(Source records)
::::::::
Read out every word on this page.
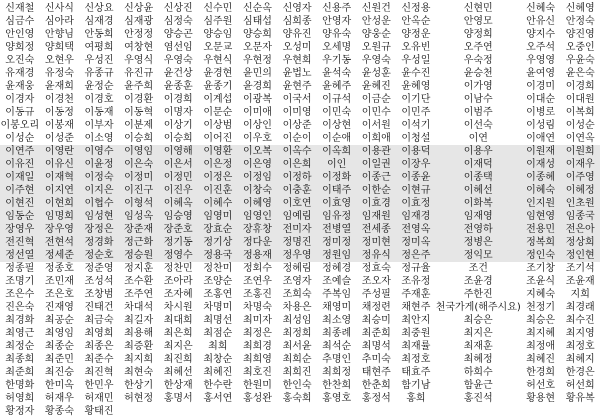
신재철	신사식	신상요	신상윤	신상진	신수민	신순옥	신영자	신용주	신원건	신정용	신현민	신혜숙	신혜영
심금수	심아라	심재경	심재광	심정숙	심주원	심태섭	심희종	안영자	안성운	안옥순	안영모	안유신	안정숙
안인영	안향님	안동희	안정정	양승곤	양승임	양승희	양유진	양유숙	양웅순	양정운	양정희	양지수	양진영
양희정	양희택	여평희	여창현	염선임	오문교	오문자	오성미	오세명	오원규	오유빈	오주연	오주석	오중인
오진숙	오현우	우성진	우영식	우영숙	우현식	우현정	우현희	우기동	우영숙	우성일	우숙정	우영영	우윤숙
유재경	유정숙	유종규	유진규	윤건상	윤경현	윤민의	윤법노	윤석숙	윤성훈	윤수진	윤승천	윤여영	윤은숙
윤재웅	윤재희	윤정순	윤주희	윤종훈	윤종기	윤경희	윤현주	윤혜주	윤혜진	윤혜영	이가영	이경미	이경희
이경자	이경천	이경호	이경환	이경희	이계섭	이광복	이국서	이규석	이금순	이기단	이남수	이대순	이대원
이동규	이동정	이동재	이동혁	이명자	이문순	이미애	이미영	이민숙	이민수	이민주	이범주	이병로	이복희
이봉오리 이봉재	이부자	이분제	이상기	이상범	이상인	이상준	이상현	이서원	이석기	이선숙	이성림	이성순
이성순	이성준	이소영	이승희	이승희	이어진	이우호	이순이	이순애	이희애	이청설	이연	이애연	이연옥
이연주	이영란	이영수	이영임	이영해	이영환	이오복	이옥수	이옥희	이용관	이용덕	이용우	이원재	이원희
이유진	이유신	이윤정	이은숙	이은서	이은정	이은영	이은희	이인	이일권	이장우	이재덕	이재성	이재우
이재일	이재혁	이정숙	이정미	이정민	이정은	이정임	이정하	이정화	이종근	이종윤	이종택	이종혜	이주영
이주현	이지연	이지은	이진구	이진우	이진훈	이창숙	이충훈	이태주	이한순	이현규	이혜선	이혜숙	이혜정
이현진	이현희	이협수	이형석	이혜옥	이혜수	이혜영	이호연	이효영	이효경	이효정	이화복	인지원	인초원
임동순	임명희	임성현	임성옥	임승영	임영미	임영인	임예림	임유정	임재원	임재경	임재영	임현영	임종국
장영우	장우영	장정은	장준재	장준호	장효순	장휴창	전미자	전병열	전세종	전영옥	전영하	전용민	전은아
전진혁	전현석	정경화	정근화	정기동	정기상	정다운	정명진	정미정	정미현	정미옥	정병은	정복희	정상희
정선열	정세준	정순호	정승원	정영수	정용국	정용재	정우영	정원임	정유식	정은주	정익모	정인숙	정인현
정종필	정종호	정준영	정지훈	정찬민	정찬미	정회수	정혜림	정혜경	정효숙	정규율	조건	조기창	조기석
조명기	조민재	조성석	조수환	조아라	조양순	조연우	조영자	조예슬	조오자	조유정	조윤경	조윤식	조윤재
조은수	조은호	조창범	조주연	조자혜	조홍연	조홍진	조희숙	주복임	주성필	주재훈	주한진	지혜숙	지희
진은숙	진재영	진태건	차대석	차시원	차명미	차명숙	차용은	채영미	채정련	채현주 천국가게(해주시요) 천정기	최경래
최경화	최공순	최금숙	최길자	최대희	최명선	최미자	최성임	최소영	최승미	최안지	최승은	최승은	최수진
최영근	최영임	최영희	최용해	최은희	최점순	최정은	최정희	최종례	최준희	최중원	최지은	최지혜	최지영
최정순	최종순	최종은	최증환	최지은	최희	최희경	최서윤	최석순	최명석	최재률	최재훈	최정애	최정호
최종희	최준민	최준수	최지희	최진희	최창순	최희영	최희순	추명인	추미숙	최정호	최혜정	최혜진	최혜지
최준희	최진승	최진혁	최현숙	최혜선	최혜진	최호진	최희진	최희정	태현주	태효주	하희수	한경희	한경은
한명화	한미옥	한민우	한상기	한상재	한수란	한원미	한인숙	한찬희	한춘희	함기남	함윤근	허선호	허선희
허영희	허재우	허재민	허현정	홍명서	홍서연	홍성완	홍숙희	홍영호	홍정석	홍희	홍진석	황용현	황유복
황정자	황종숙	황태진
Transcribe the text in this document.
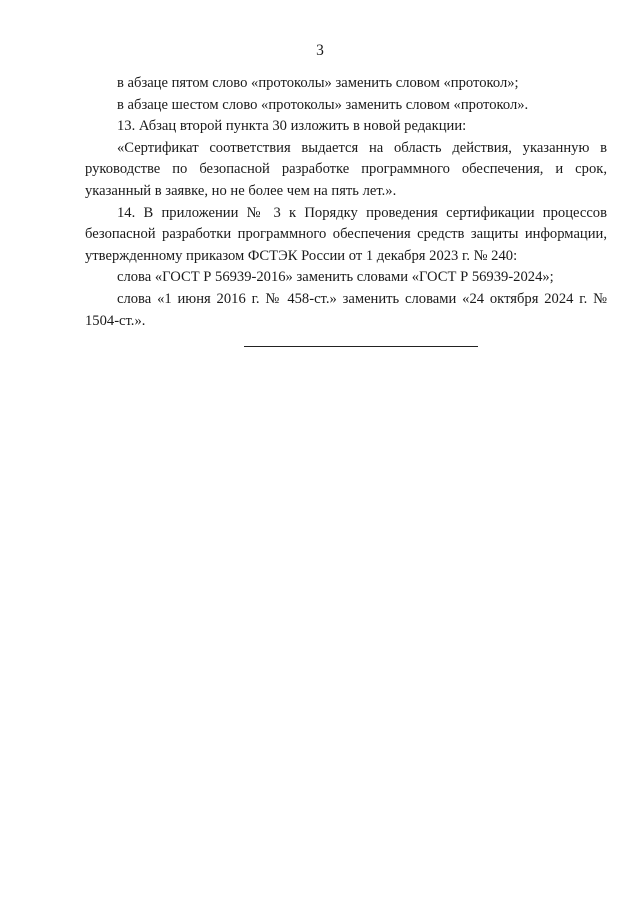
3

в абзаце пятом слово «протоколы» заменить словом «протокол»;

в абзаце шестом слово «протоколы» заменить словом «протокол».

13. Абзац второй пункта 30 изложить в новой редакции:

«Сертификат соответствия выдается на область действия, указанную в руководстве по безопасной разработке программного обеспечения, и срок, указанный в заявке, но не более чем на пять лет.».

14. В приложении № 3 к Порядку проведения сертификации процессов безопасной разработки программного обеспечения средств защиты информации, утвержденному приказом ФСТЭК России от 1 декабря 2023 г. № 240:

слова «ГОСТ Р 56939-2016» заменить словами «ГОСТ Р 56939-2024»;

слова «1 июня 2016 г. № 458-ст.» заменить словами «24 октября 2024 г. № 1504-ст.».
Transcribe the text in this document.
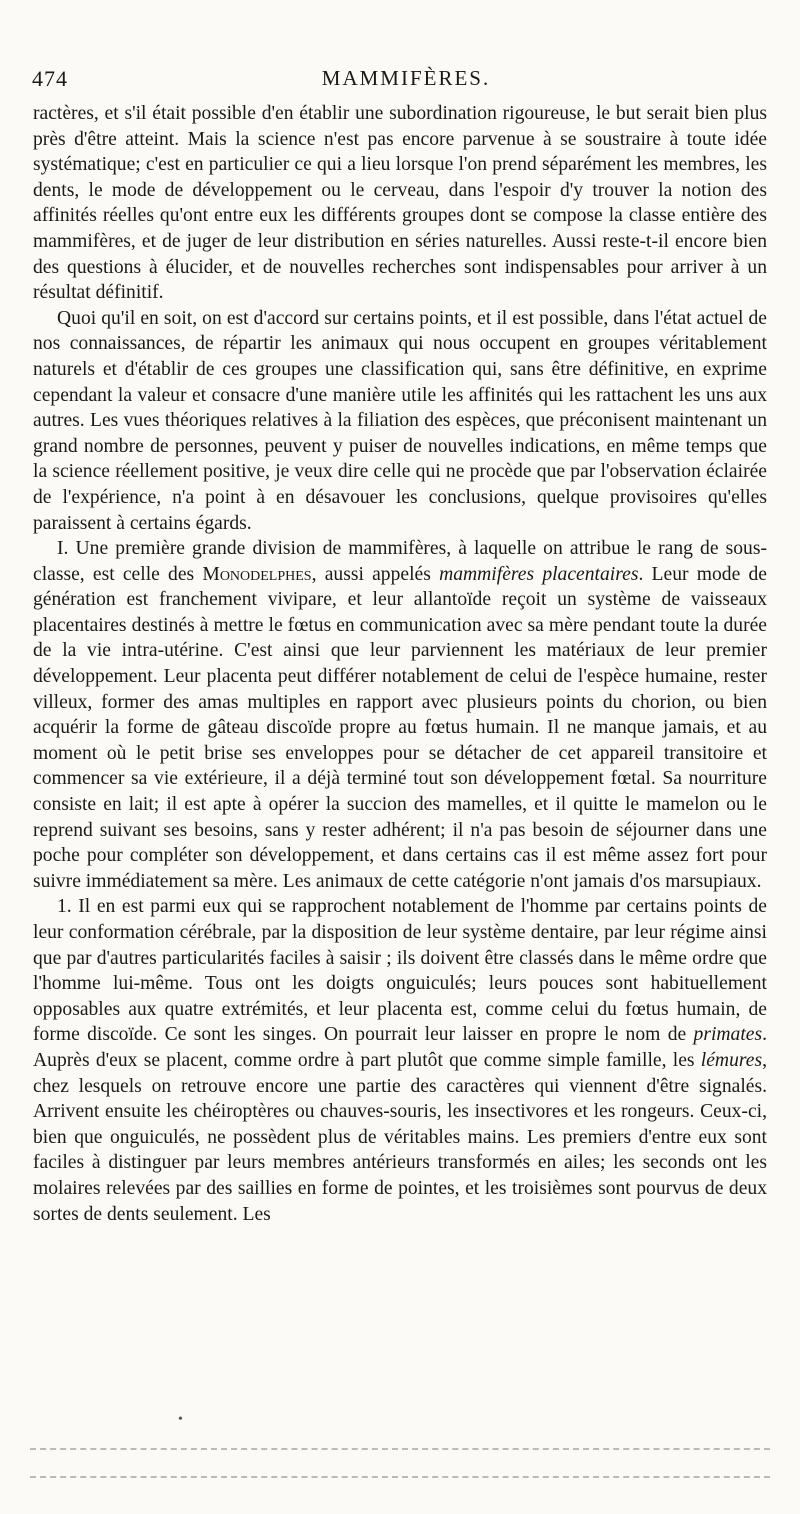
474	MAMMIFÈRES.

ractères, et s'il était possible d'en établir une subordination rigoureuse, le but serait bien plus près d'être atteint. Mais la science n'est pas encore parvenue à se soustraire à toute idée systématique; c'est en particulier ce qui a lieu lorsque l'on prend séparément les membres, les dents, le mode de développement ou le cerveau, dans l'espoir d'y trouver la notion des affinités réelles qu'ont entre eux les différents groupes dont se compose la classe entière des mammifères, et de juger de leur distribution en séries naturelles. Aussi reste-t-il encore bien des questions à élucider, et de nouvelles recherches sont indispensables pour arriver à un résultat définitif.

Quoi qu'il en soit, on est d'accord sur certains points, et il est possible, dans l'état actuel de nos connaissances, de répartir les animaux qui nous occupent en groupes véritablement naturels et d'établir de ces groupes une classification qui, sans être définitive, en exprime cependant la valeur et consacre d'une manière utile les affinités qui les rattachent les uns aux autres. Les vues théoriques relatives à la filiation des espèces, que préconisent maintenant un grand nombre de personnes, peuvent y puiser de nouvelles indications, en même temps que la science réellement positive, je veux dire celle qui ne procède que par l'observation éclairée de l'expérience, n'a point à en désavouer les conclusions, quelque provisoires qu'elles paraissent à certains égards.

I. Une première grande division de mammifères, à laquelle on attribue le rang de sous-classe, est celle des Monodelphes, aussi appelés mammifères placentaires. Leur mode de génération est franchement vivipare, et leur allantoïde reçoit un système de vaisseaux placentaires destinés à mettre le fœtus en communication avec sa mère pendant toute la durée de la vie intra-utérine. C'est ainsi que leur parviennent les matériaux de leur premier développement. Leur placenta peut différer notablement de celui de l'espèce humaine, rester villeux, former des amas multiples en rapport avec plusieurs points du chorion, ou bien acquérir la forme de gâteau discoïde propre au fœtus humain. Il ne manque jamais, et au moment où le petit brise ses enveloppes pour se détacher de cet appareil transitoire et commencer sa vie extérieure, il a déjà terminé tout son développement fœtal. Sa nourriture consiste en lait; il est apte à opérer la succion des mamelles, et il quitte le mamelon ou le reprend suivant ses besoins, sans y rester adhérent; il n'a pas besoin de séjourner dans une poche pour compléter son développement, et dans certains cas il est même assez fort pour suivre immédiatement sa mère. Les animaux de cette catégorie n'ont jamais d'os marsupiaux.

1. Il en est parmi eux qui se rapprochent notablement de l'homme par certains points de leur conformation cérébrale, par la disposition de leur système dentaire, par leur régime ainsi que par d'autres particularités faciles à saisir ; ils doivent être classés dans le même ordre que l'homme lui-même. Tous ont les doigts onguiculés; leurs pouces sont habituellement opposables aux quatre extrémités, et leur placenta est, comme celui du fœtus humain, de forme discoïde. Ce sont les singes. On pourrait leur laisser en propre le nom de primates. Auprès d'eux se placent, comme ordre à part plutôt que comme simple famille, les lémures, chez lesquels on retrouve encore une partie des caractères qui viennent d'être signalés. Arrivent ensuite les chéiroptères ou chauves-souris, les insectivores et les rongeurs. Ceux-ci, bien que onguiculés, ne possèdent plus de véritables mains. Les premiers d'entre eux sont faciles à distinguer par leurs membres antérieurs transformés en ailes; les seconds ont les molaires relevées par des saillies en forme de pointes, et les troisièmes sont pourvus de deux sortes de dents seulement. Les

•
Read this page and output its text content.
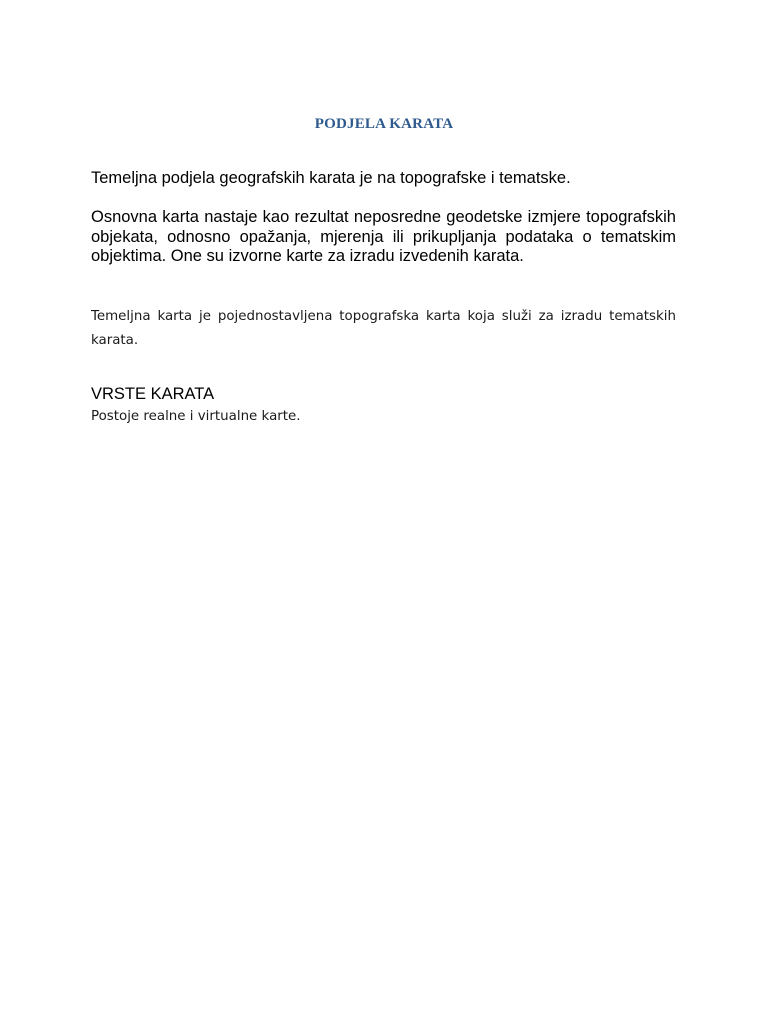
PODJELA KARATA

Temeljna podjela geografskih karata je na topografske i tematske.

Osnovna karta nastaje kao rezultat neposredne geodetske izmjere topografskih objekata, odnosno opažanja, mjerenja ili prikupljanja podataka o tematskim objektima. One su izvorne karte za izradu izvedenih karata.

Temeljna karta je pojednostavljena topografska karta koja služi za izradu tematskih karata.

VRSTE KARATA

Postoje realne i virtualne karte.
::::::::
### WHAT THIS TASK INVOLVES
The lines to be extracted begin at the line containing "Read this page and output its text content." and continue through the final line of the material above, both ends included. Reproduce them exactly, without the pictures.

### FINISHED ANSWER
Read this page and output its text content.
PODJELA KARATA

Temeljna podjela geografskih karata je na topografske i tematske.

Osnovna karta nastaje kao rezultat neposredne geodetske izmjere topografskih objekata, odnosno opažanja, mjerenja ili prikupljanja podataka o tematskim objektima. One su izvorne karte za izradu izvedenih karata.

Temeljna karta je pojednostavljena topografska karta koja služi za izradu tematskih karata.

VRSTE KARATA

Postoje realne i virtualne karte.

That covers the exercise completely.